What to do
Please retype the listing below line for line, keeping every character the same.

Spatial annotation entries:
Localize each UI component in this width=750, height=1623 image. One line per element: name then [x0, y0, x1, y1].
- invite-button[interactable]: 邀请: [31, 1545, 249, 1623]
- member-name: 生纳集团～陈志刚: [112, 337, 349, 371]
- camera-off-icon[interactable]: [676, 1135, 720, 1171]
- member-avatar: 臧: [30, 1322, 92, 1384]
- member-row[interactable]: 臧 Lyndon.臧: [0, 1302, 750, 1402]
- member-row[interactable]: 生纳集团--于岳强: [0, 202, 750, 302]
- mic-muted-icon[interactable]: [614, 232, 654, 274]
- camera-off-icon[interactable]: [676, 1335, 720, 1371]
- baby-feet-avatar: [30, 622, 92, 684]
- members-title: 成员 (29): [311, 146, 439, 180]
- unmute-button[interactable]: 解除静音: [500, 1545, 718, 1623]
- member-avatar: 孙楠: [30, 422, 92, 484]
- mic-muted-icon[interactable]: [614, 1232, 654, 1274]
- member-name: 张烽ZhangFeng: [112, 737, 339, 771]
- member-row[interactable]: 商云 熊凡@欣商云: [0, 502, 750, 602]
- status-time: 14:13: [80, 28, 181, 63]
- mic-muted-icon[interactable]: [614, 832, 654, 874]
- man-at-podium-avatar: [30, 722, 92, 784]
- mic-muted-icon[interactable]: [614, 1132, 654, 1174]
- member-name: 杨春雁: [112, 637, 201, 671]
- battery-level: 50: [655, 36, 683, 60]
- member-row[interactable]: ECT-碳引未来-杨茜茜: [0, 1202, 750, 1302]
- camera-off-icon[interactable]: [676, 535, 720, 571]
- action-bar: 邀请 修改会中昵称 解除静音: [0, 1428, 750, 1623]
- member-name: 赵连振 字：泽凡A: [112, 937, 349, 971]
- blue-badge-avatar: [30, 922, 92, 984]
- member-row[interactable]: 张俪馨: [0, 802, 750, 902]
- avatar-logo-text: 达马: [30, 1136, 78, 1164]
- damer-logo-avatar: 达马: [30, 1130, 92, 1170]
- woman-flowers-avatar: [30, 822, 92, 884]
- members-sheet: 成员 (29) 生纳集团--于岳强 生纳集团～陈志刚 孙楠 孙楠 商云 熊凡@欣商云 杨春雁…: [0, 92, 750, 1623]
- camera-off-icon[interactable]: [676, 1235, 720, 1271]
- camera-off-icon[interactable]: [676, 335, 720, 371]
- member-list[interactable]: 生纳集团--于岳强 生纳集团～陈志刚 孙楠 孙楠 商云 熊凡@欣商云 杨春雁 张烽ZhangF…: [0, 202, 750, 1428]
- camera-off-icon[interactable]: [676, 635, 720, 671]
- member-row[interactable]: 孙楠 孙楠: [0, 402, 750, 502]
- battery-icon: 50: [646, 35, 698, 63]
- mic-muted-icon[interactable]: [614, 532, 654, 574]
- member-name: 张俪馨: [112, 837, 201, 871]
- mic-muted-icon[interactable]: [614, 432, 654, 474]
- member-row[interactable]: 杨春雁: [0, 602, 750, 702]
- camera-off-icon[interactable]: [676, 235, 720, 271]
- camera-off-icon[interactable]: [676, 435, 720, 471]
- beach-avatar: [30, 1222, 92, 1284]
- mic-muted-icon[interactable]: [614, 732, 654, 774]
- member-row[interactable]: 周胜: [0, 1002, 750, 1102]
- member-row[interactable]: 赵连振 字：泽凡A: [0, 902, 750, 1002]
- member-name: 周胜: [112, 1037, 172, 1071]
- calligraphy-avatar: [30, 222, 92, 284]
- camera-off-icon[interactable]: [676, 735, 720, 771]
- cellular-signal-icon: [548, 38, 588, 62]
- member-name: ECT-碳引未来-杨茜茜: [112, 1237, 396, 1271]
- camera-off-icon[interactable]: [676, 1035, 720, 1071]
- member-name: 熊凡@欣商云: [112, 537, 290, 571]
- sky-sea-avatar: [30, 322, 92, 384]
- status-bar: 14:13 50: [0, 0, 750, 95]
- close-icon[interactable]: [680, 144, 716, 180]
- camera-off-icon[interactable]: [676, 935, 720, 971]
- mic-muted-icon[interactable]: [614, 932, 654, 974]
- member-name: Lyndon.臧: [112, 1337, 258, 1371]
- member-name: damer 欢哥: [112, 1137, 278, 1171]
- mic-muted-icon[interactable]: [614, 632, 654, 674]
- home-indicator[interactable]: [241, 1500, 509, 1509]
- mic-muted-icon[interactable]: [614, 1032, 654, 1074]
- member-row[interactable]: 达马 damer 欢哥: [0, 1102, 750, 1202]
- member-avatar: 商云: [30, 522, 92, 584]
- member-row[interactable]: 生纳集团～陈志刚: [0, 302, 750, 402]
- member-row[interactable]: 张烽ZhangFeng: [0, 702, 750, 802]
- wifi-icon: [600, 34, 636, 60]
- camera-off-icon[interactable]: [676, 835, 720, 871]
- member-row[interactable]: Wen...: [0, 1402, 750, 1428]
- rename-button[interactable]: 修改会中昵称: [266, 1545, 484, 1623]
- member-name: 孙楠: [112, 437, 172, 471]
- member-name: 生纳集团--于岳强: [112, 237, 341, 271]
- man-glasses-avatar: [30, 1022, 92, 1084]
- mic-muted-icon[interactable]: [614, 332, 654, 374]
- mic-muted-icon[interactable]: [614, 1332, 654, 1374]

Response
Localize each UI component in this width=750, height=1623 image. One line per element: name then [x0, y0, x1, y1].
- invite-button[interactable]: 邀请: [31, 1545, 249, 1623]
- member-name: 生纳集团～陈志刚: [112, 337, 349, 371]
- camera-off-icon[interactable]: [676, 1135, 720, 1171]
- member-avatar: 臧: [30, 1322, 92, 1384]
- member-row[interactable]: 臧 Lyndon.臧: [0, 1302, 750, 1402]
- member-row[interactable]: 生纳集团--于岳强: [0, 202, 750, 302]
- mic-muted-icon[interactable]: [614, 232, 654, 274]
- camera-off-icon[interactable]: [676, 1335, 720, 1371]
- baby-feet-avatar: [30, 622, 92, 684]
- members-title: 成员 (29): [311, 146, 439, 180]
- unmute-button[interactable]: 解除静音: [500, 1545, 718, 1623]
- member-avatar: 孙楠: [30, 422, 92, 484]
- mic-muted-icon[interactable]: [614, 1232, 654, 1274]
- member-name: 张烽ZhangFeng: [112, 737, 339, 771]
- member-row[interactable]: 商云 熊凡@欣商云: [0, 502, 750, 602]
- status-time: 14:13: [80, 28, 181, 63]
- mic-muted-icon[interactable]: [614, 832, 654, 874]
- man-at-podium-avatar: [30, 722, 92, 784]
- mic-muted-icon[interactable]: [614, 1132, 654, 1174]
- member-name: 杨春雁: [112, 637, 201, 671]
- battery-level: 50: [655, 36, 683, 60]
- member-row[interactable]: ECT-碳引未来-杨茜茜: [0, 1202, 750, 1302]
- camera-off-icon[interactable]: [676, 535, 720, 571]
- action-bar: 邀请 修改会中昵称 解除静音: [0, 1428, 750, 1623]
- member-name: 赵连振 字：泽凡A: [112, 937, 349, 971]
- blue-badge-avatar: [30, 922, 92, 984]
- member-row[interactable]: 张俪馨: [0, 802, 750, 902]
- avatar-logo-text: 达马: [30, 1136, 78, 1164]
- damer-logo-avatar: 达马: [30, 1130, 92, 1170]
- woman-flowers-avatar: [30, 822, 92, 884]
- members-sheet: 成员 (29) 生纳集团--于岳强 生纳集团～陈志刚 孙楠 孙楠 商云 熊凡@欣商云 杨春雁…: [0, 92, 750, 1623]
- camera-off-icon[interactable]: [676, 1235, 720, 1271]
- camera-off-icon[interactable]: [676, 335, 720, 371]
- member-list[interactable]: 生纳集团--于岳强 生纳集团～陈志刚 孙楠 孙楠 商云 熊凡@欣商云 杨春雁 张烽ZhangF…: [0, 202, 750, 1428]
- camera-off-icon[interactable]: [676, 635, 720, 671]
- member-row[interactable]: 孙楠 孙楠: [0, 402, 750, 502]
- battery-icon: 50: [646, 35, 698, 63]
- mic-muted-icon[interactable]: [614, 532, 654, 574]
- member-name: 张俪馨: [112, 837, 201, 871]
- mic-muted-icon[interactable]: [614, 432, 654, 474]
- member-row[interactable]: 杨春雁: [0, 602, 750, 702]
- camera-off-icon[interactable]: [676, 235, 720, 271]
- camera-off-icon[interactable]: [676, 435, 720, 471]
- beach-avatar: [30, 1222, 92, 1284]
- mic-muted-icon[interactable]: [614, 732, 654, 774]
- member-row[interactable]: 周胜: [0, 1002, 750, 1102]
- member-row[interactable]: 赵连振 字：泽凡A: [0, 902, 750, 1002]
- member-name: 周胜: [112, 1037, 172, 1071]
- calligraphy-avatar: [30, 222, 92, 284]
- camera-off-icon[interactable]: [676, 735, 720, 771]
- cellular-signal-icon: [548, 38, 588, 62]
- member-name: ECT-碳引未来-杨茜茜: [112, 1237, 396, 1271]
- camera-off-icon[interactable]: [676, 1035, 720, 1071]
- member-name: 熊凡@欣商云: [112, 537, 290, 571]
- sky-sea-avatar: [30, 322, 92, 384]
- status-bar: 14:13 50: [0, 0, 750, 95]
- close-icon[interactable]: [680, 144, 716, 180]
- camera-off-icon[interactable]: [676, 935, 720, 971]
- mic-muted-icon[interactable]: [614, 932, 654, 974]
- member-name: Lyndon.臧: [112, 1337, 258, 1371]
- member-name: damer 欢哥: [112, 1137, 278, 1171]
- mic-muted-icon[interactable]: [614, 632, 654, 674]
- home-indicator[interactable]: [241, 1500, 509, 1509]
- mic-muted-icon[interactable]: [614, 1032, 654, 1074]
- member-row[interactable]: 达马 damer 欢哥: [0, 1102, 750, 1202]
- member-avatar: 商云: [30, 522, 92, 584]
- member-row[interactable]: 生纳集团～陈志刚: [0, 302, 750, 402]
- member-row[interactable]: 张烽ZhangFeng: [0, 702, 750, 802]
- wifi-icon: [600, 34, 636, 60]
- camera-off-icon[interactable]: [676, 835, 720, 871]
- member-row[interactable]: Wen...: [0, 1402, 750, 1428]
- rename-button[interactable]: 修改会中昵称: [266, 1545, 484, 1623]
- member-name: 孙楠: [112, 437, 172, 471]
- member-name: 生纳集团--于岳强: [112, 237, 341, 271]
- man-glasses-avatar: [30, 1022, 92, 1084]
- mic-muted-icon[interactable]: [614, 332, 654, 374]
- mic-muted-icon[interactable]: [614, 1332, 654, 1374]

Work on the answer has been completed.